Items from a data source
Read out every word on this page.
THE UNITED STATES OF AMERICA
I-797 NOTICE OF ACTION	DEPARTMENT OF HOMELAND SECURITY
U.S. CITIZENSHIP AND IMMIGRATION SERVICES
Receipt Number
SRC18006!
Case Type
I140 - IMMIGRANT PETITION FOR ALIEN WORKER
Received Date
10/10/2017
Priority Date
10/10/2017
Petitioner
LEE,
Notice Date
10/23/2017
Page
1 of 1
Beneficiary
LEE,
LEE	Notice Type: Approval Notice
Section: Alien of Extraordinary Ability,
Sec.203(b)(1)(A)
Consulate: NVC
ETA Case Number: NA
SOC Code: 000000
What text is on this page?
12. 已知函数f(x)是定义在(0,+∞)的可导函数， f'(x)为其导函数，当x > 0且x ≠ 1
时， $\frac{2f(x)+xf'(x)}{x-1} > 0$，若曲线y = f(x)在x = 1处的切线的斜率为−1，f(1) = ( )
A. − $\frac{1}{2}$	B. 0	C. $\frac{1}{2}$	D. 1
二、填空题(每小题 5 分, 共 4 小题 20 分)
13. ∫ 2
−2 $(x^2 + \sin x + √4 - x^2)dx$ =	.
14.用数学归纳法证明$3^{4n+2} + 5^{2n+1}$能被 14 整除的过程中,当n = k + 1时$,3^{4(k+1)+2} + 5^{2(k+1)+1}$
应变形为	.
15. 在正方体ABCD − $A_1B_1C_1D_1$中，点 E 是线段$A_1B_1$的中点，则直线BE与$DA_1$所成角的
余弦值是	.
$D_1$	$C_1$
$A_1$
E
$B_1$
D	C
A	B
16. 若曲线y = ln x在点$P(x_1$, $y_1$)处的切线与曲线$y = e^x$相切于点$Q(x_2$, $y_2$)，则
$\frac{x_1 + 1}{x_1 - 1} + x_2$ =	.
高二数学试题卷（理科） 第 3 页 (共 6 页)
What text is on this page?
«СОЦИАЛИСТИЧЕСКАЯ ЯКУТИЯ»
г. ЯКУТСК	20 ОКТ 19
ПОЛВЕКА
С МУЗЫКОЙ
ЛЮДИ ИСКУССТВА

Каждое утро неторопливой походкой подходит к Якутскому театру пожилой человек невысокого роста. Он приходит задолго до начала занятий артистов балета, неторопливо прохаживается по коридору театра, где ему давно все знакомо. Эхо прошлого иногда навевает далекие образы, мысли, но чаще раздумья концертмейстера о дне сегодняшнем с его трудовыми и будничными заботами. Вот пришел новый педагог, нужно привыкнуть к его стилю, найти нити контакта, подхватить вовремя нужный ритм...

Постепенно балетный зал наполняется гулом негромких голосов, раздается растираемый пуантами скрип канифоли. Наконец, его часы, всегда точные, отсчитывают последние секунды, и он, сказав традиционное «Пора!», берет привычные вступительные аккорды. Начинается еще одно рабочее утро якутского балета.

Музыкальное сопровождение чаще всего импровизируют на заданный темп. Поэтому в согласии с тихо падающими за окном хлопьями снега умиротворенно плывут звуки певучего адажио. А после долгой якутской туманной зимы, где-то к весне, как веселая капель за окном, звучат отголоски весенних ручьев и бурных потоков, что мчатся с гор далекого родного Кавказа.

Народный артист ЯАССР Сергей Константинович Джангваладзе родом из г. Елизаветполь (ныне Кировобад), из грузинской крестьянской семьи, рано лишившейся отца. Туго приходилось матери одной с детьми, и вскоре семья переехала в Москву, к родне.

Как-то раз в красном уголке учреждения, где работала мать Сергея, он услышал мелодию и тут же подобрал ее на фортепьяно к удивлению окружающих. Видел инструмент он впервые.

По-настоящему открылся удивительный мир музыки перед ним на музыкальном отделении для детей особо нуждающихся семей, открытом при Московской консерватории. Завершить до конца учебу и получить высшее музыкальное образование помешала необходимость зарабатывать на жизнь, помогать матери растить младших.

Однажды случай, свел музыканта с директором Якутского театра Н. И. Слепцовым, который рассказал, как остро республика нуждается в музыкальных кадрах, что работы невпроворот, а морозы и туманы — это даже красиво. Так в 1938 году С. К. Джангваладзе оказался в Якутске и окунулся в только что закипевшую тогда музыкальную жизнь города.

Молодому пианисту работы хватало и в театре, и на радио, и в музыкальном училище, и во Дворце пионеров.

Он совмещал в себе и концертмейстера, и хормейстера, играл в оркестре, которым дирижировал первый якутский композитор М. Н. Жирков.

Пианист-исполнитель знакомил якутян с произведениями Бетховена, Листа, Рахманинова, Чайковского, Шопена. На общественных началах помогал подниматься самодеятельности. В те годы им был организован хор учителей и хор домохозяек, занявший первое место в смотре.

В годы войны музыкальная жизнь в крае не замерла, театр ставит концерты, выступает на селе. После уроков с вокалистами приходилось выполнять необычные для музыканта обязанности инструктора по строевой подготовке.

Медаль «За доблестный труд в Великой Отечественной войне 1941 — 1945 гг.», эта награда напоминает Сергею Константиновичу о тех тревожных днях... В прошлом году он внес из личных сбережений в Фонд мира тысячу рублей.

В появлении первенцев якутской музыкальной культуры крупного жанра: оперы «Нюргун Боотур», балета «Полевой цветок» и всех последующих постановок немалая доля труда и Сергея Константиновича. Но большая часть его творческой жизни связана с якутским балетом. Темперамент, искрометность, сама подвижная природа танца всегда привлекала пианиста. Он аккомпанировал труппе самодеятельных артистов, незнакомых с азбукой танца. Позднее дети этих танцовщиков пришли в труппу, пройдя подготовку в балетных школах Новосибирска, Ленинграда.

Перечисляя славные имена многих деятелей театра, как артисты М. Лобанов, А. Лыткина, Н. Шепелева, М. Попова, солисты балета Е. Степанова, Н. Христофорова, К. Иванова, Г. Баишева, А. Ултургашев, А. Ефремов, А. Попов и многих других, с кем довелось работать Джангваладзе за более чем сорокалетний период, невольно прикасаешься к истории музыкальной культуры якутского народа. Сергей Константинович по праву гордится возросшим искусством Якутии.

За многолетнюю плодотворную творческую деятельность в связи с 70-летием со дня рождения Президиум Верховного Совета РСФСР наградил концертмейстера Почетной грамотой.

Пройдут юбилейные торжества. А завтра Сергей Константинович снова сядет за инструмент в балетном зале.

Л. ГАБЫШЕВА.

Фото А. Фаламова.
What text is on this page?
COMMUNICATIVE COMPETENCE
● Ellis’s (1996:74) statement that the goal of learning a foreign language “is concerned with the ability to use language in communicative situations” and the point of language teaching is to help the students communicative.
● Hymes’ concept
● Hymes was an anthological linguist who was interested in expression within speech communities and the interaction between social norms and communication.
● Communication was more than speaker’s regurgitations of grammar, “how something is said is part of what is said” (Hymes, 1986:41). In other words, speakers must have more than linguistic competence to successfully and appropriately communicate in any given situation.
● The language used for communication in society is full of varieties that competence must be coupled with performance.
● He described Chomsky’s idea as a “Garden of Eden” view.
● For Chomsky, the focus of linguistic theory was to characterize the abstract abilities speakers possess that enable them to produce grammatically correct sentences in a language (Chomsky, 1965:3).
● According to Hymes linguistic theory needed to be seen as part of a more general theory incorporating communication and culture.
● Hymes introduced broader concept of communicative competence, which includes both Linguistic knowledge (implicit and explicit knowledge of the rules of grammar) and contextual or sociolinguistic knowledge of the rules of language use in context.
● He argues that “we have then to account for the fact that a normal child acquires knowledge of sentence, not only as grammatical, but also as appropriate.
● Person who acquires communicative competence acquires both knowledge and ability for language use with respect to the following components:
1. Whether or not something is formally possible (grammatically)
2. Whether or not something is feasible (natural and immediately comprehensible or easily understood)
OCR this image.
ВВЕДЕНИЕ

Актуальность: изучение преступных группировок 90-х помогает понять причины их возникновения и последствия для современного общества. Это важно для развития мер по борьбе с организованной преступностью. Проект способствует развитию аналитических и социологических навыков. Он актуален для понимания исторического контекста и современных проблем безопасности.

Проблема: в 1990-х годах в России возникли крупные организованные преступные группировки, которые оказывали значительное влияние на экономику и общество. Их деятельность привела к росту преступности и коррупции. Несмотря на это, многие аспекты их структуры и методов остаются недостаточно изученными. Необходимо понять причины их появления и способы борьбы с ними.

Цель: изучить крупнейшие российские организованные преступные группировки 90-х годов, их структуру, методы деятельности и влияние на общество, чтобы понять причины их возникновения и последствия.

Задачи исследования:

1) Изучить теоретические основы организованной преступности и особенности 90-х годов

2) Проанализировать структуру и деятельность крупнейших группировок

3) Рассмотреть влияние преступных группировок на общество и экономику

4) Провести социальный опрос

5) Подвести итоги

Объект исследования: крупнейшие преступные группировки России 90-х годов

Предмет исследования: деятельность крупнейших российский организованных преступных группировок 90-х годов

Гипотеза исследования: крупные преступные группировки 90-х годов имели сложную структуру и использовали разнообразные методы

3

▶ [YOUR GOAL]
Pick out every line above that contains the word "экономику" and copy it.

▶ [TASK SOLUTION]
Проблема: в 1990-х годах в России возникли крупные организованные преступные группировки, которые оказывали значительное влияние на экономику и общество. Их деятельность привела к росту преступности и коррупции. Несмотря на это, многие аспекты их структуры и методов остаются недостаточно изученными. Необходимо понять причины их появления и способы борьбы с ними.
3) Рассмотреть влияние преступных группировок на общество и экономику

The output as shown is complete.